AIM OF THE TASK
Below are the records; locate each line with the word "Emplastrum" and copy it.

──────── RECORDED DATA ────────

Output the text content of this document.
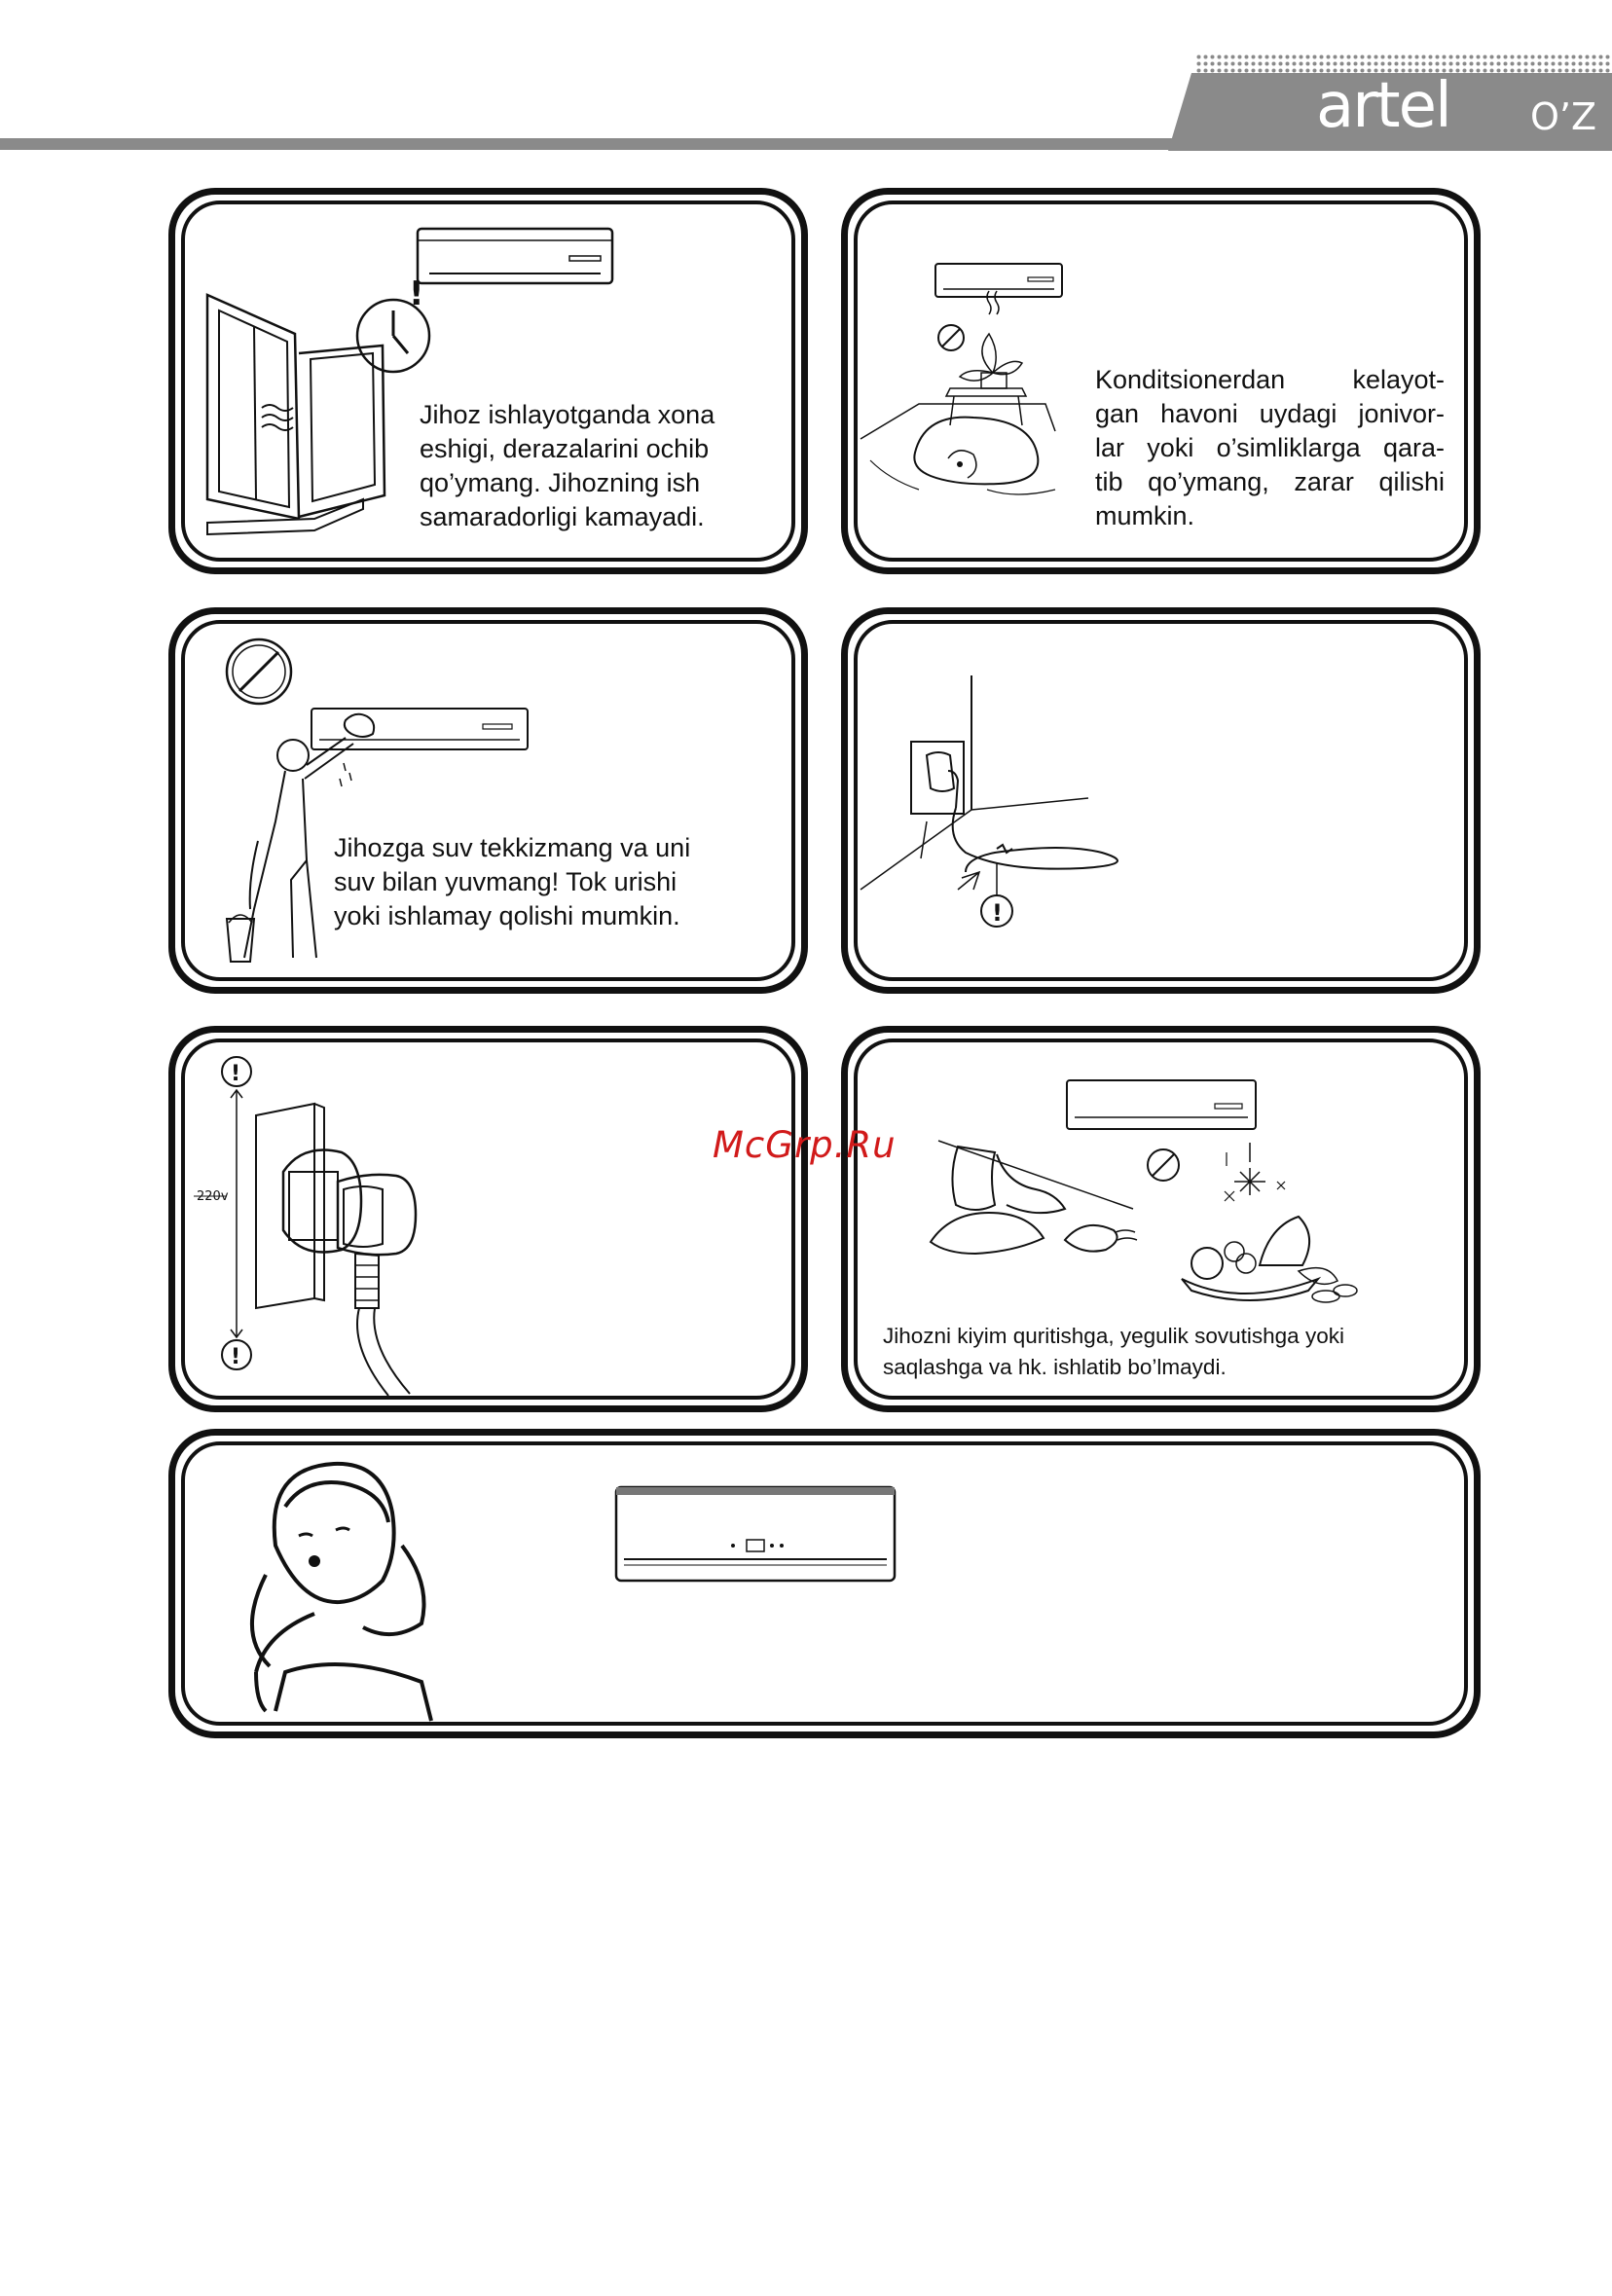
artel O’Z
!
Jihoz ishlayotganda xona
eshigi, derazalarini ochib
qo’ymang. Jihozning ish
samaradorligi kamayadi.
Konditsionerdan kelayot-
gan havoni uydagi jonivor-
lar yoki o’simliklarga qara-
tib qo’ymang, zarar qilishi
mumkin.
Jihozga suv tekkizmang va uni
suv bilan yuvmang! Tok urishi
yoki ishlamay qolishi mumkin.	!
!
!
220v
Jihozni kiyim quritishga, yegulik sovutishga yoki
saqlashga va hk. ishlatib bo’lmaydi.
McGrp.Ru
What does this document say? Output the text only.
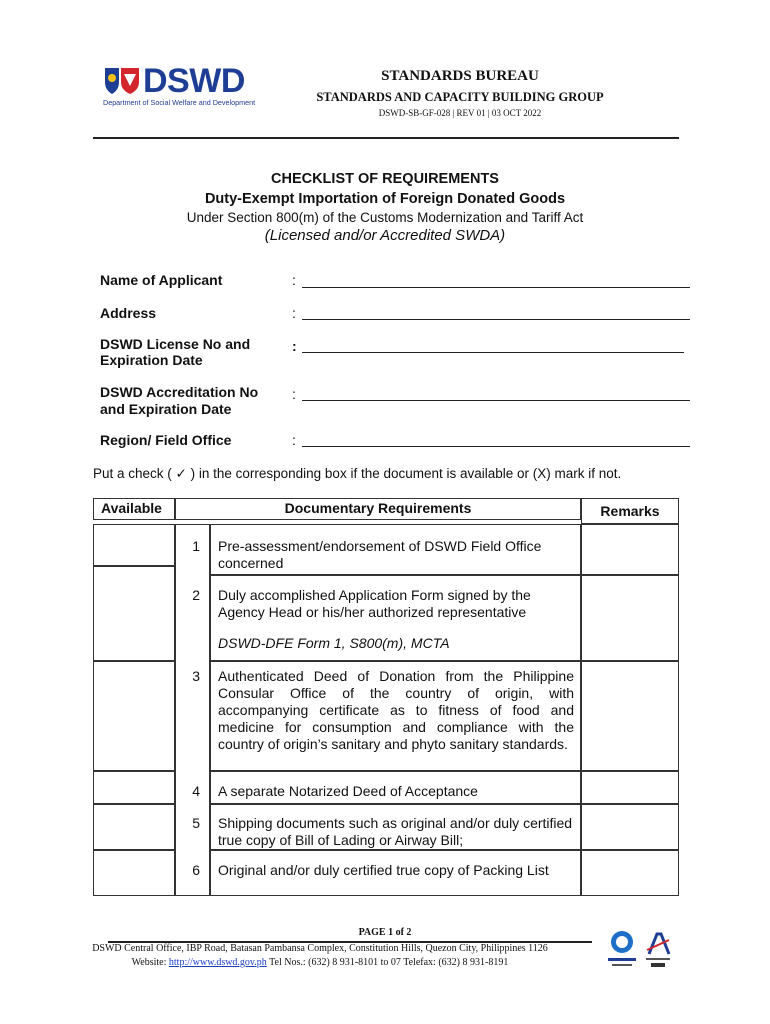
DSWD
Department of Social Welfare and Development
STANDARDS BUREAU
STANDARDS AND CAPACITY BUILDING GROUP
DSWD-SB-GF-028 | REV 01 | 03 OCT 2022
CHECKLIST OF REQUIREMENTS
Duty-Exempt Importation of Foreign Donated Goods
Under Section 800(m) of the Customs Modernization and Tariff Act
(Licensed and/or Accredited SWDA)
Name of Applicant	:
Address	:
DSWD License No and
Expiration Date
:
DSWD Accreditation No
and Expiration Date
:
Region/ Field Office	:
Put a check ( ✓ ) in the corresponding box if the document is available or (X) mark if not.
Available	Documentary Requirements	Remarks
1 Pre-assessment/endorsement of DSWD Field Office concerned
2 Duly accomplished Application Form signed by the Agency Head or his/her authorized representative
DSWD-DFE Form 1, S800(m), MCTA
3 Authenticated Deed of Donation from the Philippine Consular Office of the country of origin, with accompanying certificate as to fitness of food and medicine for consumption and compliance with the country of origin’s sanitary and phyto sanitary standards.
4 A separate Notarized Deed of Acceptance
5 Shipping documents such as original and/or duly certified true copy of Bill of Lading or Airway Bill;
6 Original and/or duly certified true copy of Packing List
PAGE 1 of 2
DSWD Central Office, IBP Road, Batasan Pambansa Complex, Constitution Hills, Quezon City, Philippines 1126
Website: http://www.dswd.gov.ph Tel Nos.: (632) 8 931-8101 to 07 Telefax: (632) 8 931-8191
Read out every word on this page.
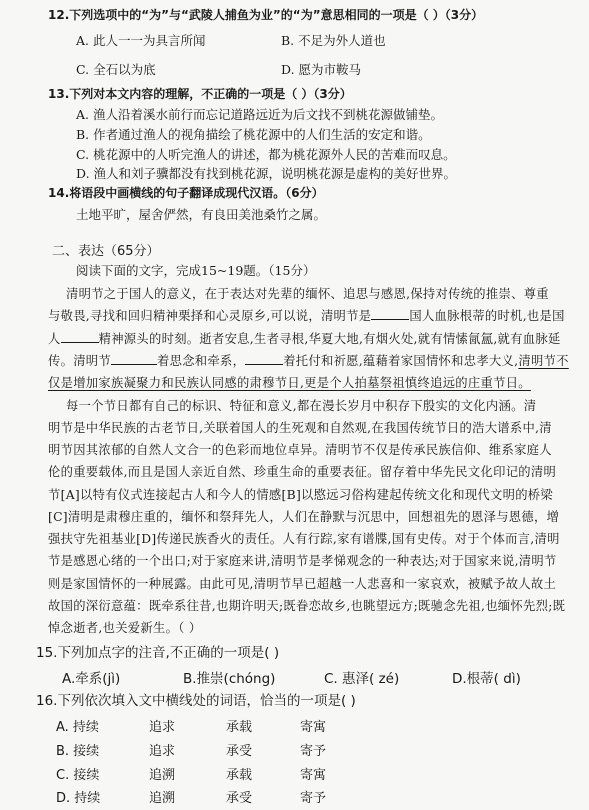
12.下列选项中的“为”与“武陵人捕鱼为业”的“为”意思相同的一项是（ ）（3分）
A. 此人一一为具言所闻	B. 不足为外人道也
C. 全石以为底	D. 愿为市鞍马
13.下列对本文内容的理解，不正确的一项是（ ）（3分）
A. 渔人沿着溪水前行而忘记道路远近为后文找不到桃花源做铺垫。
B. 作者通过渔人的视角描绘了桃花源中的人们生活的安定和谐。
C. 桃花源中的人听完渔人的讲述，都为桃花源外人民的苦难而叹息。
D. 渔人和刘子骥都没有找到桃花源，说明桃花源是虚构的美好世界。
14.将语段中画横线的句子翻译成现代汉语。（6分）
土地平旷，屋舍俨然，有良田美池桑竹之属。
二、表达（65分）
阅读下面的文字，完成15~19题。（15分）
清明节之于国人的意义，在于表达对先辈的缅怀、追思与感恩,保持对传统的推崇、尊重
与敬畏,寻找和回归精神栗择和心灵原乡,可以说，清明节是	国人血脉根蒂的时机,也是国
人	精神源头的时刻。逝者安息,生者寻根,华夏大地,有烟火处,就有情愫氤氲,就有血脉延
传。清明节	着思念和牵系，	着托付和祈愿,蕴藉着家国情怀和忠孝大义,清明节不
仅是增加家族凝聚力和民族认同感的肃穆节日,更是个人拍墓祭祖慎终追远的庄重节日。
每一个节日都有自己的标识、特征和意义,都在漫长岁月中积存下殷实的文化内涵。清
明节是中华民族的古老节日,关联着国人的生死观和自然观,在我国传统节日的浩大谱系中,清
明节因其浓郁的自然人文合一的色彩而地位卓异。清明节不仅是传承民族信仰、维系家庭人
伦的重要载体,而且是国人亲近自然、珍重生命的重要表征。留存着中华先民文化印记的清明
节[A]以特有仪式连接起古人和今人的情感[B]以愍远习俗构建起传统文化和现代文明的桥梁
[C]清明是肃穆庄重的，缅怀和祭拜先人，人们在静默与沉思中，回想祖先的恩泽与恩德，增
强扶守先祖基业[D]传递民族香火的责任。人有行踪,家有谱牒,国有史传。对于个体而言,清明
节是感恩心绪的一个出口;对于家庭来讲,清明节是孝悌观念的一种表达;对于国家来说,清明节
则是家国情怀的一种展露。由此可见,清明节早已超越一人悲喜和一家哀欢，被赋予故人故土
故国的深衍意蕴：既牵系往昔,也期许明天;既眷恋故乡,也眺望远方;既驰念先祖,也缅怀先烈;既
悼念逝者,也关爱新生。（ ）
15.下列加点字的注音,不正确的一项是( )
A.牵系(jì)	B.推崇(chóng)	C. 惠泽( zé)	D.根蒂( dì)
16.下列依次填入文中横线处的词语，恰当的一项是( )
A. 持续	追求	承载	寄寓
B. 接续	追求	承受	寄予
C. 接续	追溯	承载	寄寓
D. 持续	追溯	承受	寄予
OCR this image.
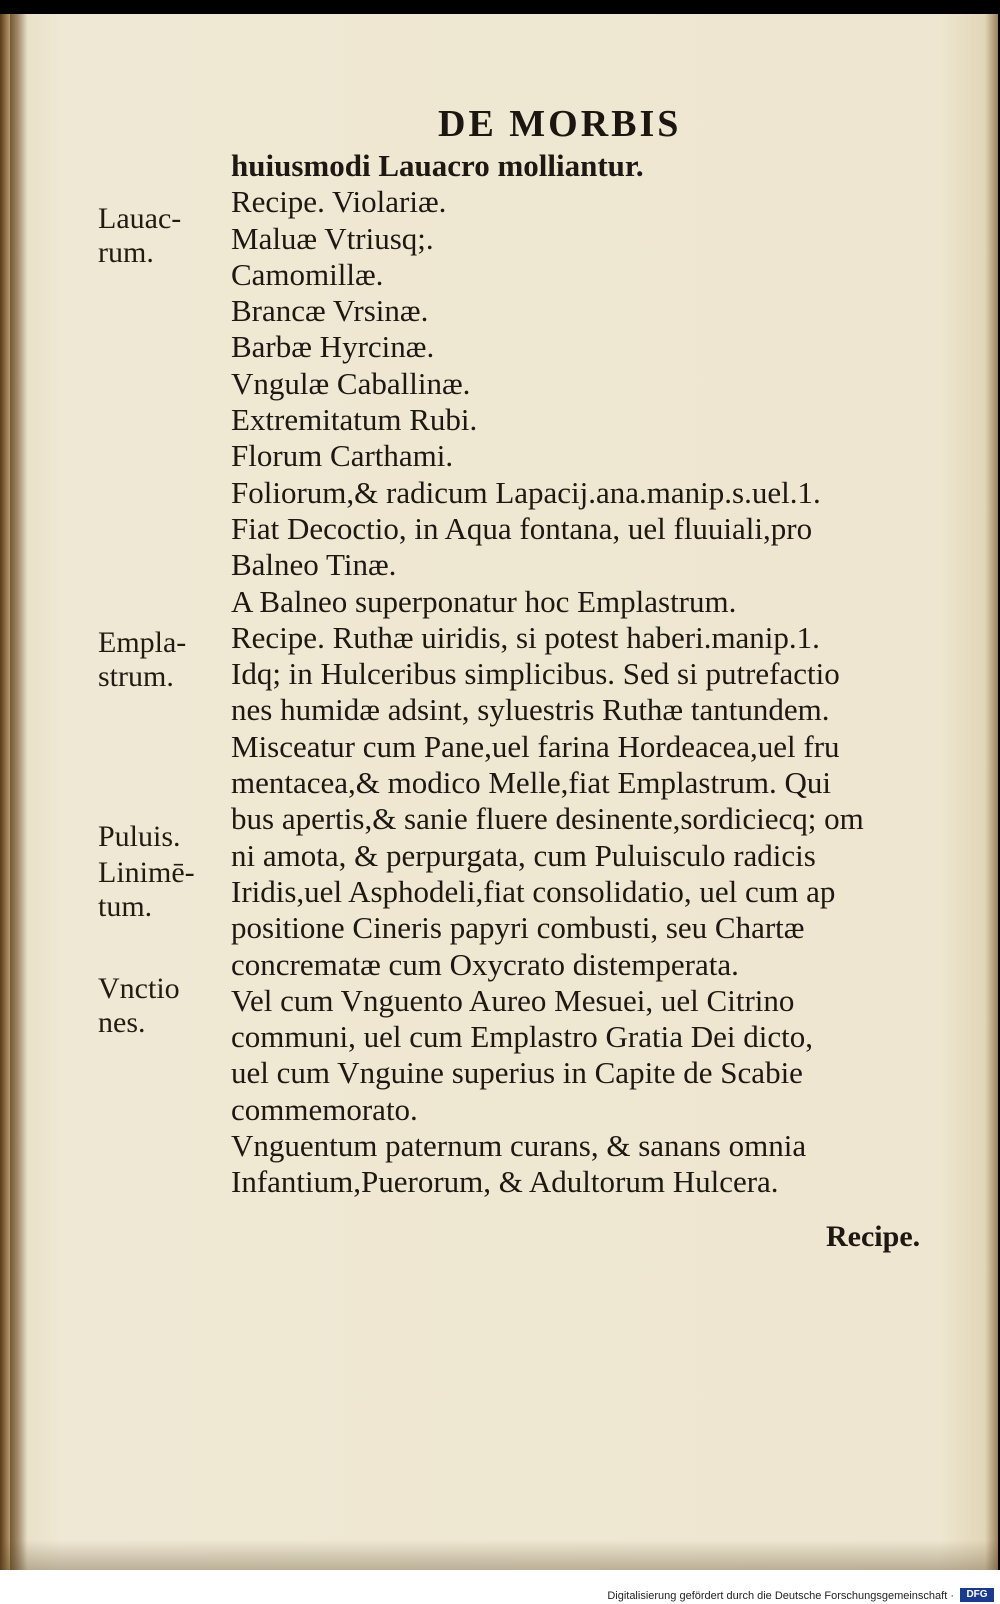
DE MORBIS
Lauac-
rum.
Empla-
strum.
Puluis.
Linimē-
tum.
Vnctio
nes.
huiusmodi Lauacro molliantur.
Recipe. Violariæ.
Maluæ Vtriusq;.
Camomillæ.
Brancæ Vrsinæ.
Barbæ Hyrcinæ.
Vngulæ Caballinæ.
Extremitatum Rubi.
Florum Carthami.
Foliorum,& radicum Lapacij.ana.manip.s.uel.1.
Fiat Decoctio, in Aqua fontana, uel fluuiali,pro
Balneo Tinæ.
A Balneo superponatur hoc Emplastrum.
Recipe. Ruthæ uiridis, si potest haberi.manip.1.
Idq; in Hulceribus simplicibus. Sed si putrefactio
nes humidæ adsint, syluestris Ruthæ tantundem.
Misceatur cum Pane,uel farina Hordeacea,uel fru
mentacea,& modico Melle,fiat Emplastrum. Qui
bus apertis,& sanie fluere desinente,sordiciecq; om
ni amota, & perpurgata, cum Puluisculo radicis
Iridis,uel Asphodeli,fiat consolidatio, uel cum ap
positione Cineris papyri combusti, seu Chartæ
concrematæ cum Oxycrato distemperata.
Vel cum Vnguento Aureo Mesuei, uel Citrino
communi, uel cum Emplastro Gratia Dei dicto,
uel cum Vnguine superius in Capite de Scabie
commemorato.
Vnguentum paternum curans, & sanans omnia
Infantium,Puerorum, & Adultorum Hulcera.
Recipe.
Digitalisierung gefördert durch die Deutsche Forschungsgemeinschaft ·	DFG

────────

FINAL ANSWER
A Balneo superponatur hoc Emplastrum.
mentacea,& modico Melle,fiat Emplastrum. Qui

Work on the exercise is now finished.